DATASET ROWS:

------------------------------------------------------------

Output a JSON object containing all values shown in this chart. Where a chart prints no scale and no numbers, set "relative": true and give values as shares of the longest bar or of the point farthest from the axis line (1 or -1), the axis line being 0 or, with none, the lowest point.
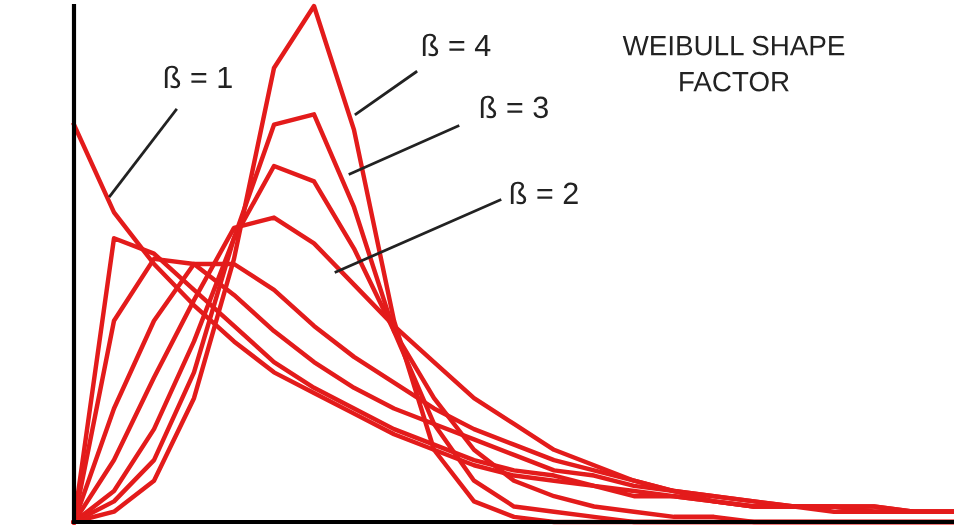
{
  "chart_data": {
    "type": "line",
    "title": "WEIBULL SHAPE\nFACTOR",
    "relative": true,
    "tick_labels": false,
    "marker": "none",
    "line_style": "solid",
    "categories": [
      null,
      null,
      null,
      null,
      null,
      null,
      null,
      null,
      null,
      null,
      null,
      null,
      null,
      null,
      null,
      null,
      null,
      null,
      null,
      null,
      null,
      null,
      null
    ],
    "annotations": [
      "ß = 1",
      "ß = 4",
      "ß = 3",
      "ß = 2"
    ],
    "series": [
      {
        "color": "#e31b1b",
        "values": [
          0.77,
          0.6,
          0.5,
          0.42,
          0.35,
          0.29,
          0.25,
          0.21,
          0.17,
          0.14,
          0.11,
          0.09,
          0.08,
          0.07,
          0.05,
          0.05,
          0.04,
          0.03,
          0.03,
          0.03,
          0.02,
          0.02,
          0.02
        ]
      },
      {
        "color": "#e31b1b",
        "values": [
          0,
          0.55,
          0.52,
          0.45,
          0.38,
          0.31,
          0.26,
          0.22,
          0.18,
          0.15,
          0.12,
          0.1,
          0.09,
          0.07,
          0.06,
          0.05,
          0.04,
          0.03,
          0.03,
          0.03,
          0.02,
          0.02,
          0.02
        ]
      },
      {
        "color": "#e31b1b",
        "values": [
          0,
          0.39,
          0.51,
          0.5,
          0.44,
          0.37,
          0.31,
          0.26,
          0.22,
          0.19,
          0.16,
          0.13,
          0.1,
          0.09,
          0.07,
          0.06,
          0.05,
          0.04,
          0.03,
          0.03,
          0.03,
          0.02,
          0.02
        ]
      },
      {
        "color": "#e31b1b",
        "values": [
          0,
          0.22,
          0.39,
          0.5,
          0.5,
          0.45,
          0.38,
          0.32,
          0.27,
          0.22,
          0.18,
          0.15,
          0.12,
          0.1,
          0.08,
          0.06,
          0.05,
          0.04,
          0.03,
          0.03,
          0.03,
          0.02,
          0.02
        ]
      },
      {
        "color": "#e31b1b",
        "values": [
          0,
          0.12,
          0.28,
          0.43,
          0.57,
          0.59,
          0.54,
          0.46,
          0.38,
          0.31,
          0.24,
          0.19,
          0.14,
          0.11,
          0.08,
          0.06,
          0.04,
          0.03,
          0.03,
          0.02,
          0.02,
          0.02,
          0.02
        ]
      },
      {
        "color": "#e31b1b",
        "values": [
          0,
          0.06,
          0.18,
          0.35,
          0.55,
          0.69,
          0.66,
          0.53,
          0.37,
          0.24,
          0.14,
          0.08,
          0.05,
          0.03,
          0.02,
          0.01,
          0.01,
          0,
          0,
          0,
          0,
          0,
          0
        ]
      },
      {
        "color": "#e31b1b",
        "values": [
          0,
          0.04,
          0.12,
          0.29,
          0.55,
          0.77,
          0.79,
          0.61,
          0.37,
          0.19,
          0.08,
          0.03,
          0.02,
          0.01,
          0,
          0,
          0,
          0,
          0,
          0,
          0,
          0,
          0
        ]
      },
      {
        "color": "#e31b1b",
        "values": [
          0,
          0.02,
          0.08,
          0.24,
          0.51,
          0.88,
          1.0,
          0.76,
          0.39,
          0.14,
          0.04,
          0.01,
          0,
          0,
          0,
          0,
          0,
          0,
          0,
          0,
          0,
          0,
          0
        ]
      }
    ]
  }
}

------------------------------------------------------------

WHAT IS EXPECTED:
Return the listing above in full and without alteration, excluding its pictures.

FULL ANSWER:
Output a JSON object containing all values shown in this chart. Where a chart prints no scale and no numbers, set "relative": true and give values as shares of the longest bar or of the point farthest from the axis line (1 or -1), the axis line being 0 or, with none, the lowest point.
{
  "chart_data": {
    "type": "line",
    "title": "WEIBULL SHAPE\nFACTOR",
    "relative": true,
    "tick_labels": false,
    "marker": "none",
    "line_style": "solid",
    "categories": [
      null,
      null,
      null,
      null,
      null,
      null,
      null,
      null,
      null,
      null,
      null,
      null,
      null,
      null,
      null,
      null,
      null,
      null,
      null,
      null,
      null,
      null,
      null
    ],
    "annotations": [
      "ß = 1",
      "ß = 4",
      "ß = 3",
      "ß = 2"
    ],
    "series": [
      {
        "color": "#e31b1b",
        "values": [
          0.77,
          0.6,
          0.5,
          0.42,
          0.35,
          0.29,
          0.25,
          0.21,
          0.17,
          0.14,
          0.11,
          0.09,
          0.08,
          0.07,
          0.05,
          0.05,
          0.04,
          0.03,
          0.03,
          0.03,
          0.02,
          0.02,
          0.02
        ]
      },
      {
        "color": "#e31b1b",
        "values": [
          0,
          0.55,
          0.52,
          0.45,
          0.38,
          0.31,
          0.26,
          0.22,
          0.18,
          0.15,
          0.12,
          0.1,
          0.09,
          0.07,
          0.06,
          0.05,
          0.04,
          0.03,
          0.03,
          0.03,
          0.02,
          0.02,
          0.02
        ]
      },
      {
        "color": "#e31b1b",
        "values": [
          0,
          0.39,
          0.51,
          0.5,
          0.44,
          0.37,
          0.31,
          0.26,
          0.22,
          0.19,
          0.16,
          0.13,
          0.1,
          0.09,
          0.07,
          0.06,
          0.05,
          0.04,
          0.03,
          0.03,
          0.03,
          0.02,
          0.02
        ]
      },
      {
        "color": "#e31b1b",
        "values": [
          0,
          0.22,
          0.39,
          0.5,
          0.5,
          0.45,
          0.38,
          0.32,
          0.27,
          0.22,
          0.18,
          0.15,
          0.12,
          0.1,
          0.08,
          0.06,
          0.05,
          0.04,
          0.03,
          0.03,
          0.03,
          0.02,
          0.02
        ]
      },
      {
        "color": "#e31b1b",
        "values": [
          0,
          0.12,
          0.28,
          0.43,
          0.57,
          0.59,
          0.54,
          0.46,
          0.38,
          0.31,
          0.24,
          0.19,
          0.14,
          0.11,
          0.08,
          0.06,
          0.04,
          0.03,
          0.03,
          0.02,
          0.02,
          0.02,
          0.02
        ]
      },
      {
        "color": "#e31b1b",
        "values": [
          0,
          0.06,
          0.18,
          0.35,
          0.55,
          0.69,
          0.66,
          0.53,
          0.37,
          0.24,
          0.14,
          0.08,
          0.05,
          0.03,
          0.02,
          0.01,
          0.01,
          0,
          0,
          0,
          0,
          0,
          0
        ]
      },
      {
        "color": "#e31b1b",
        "values": [
          0,
          0.04,
          0.12,
          0.29,
          0.55,
          0.77,
          0.79,
          0.61,
          0.37,
          0.19,
          0.08,
          0.03,
          0.02,
          0.01,
          0,
          0,
          0,
          0,
          0,
          0,
          0,
          0,
          0
        ]
      },
      {
        "color": "#e31b1b",
        "values": [
          0,
          0.02,
          0.08,
          0.24,
          0.51,
          0.88,
          1.0,
          0.76,
          0.39,
          0.14,
          0.04,
          0.01,
          0,
          0,
          0,
          0,
          0,
          0,
          0,
          0,
          0,
          0,
          0
        ]
      }
    ]
  }
}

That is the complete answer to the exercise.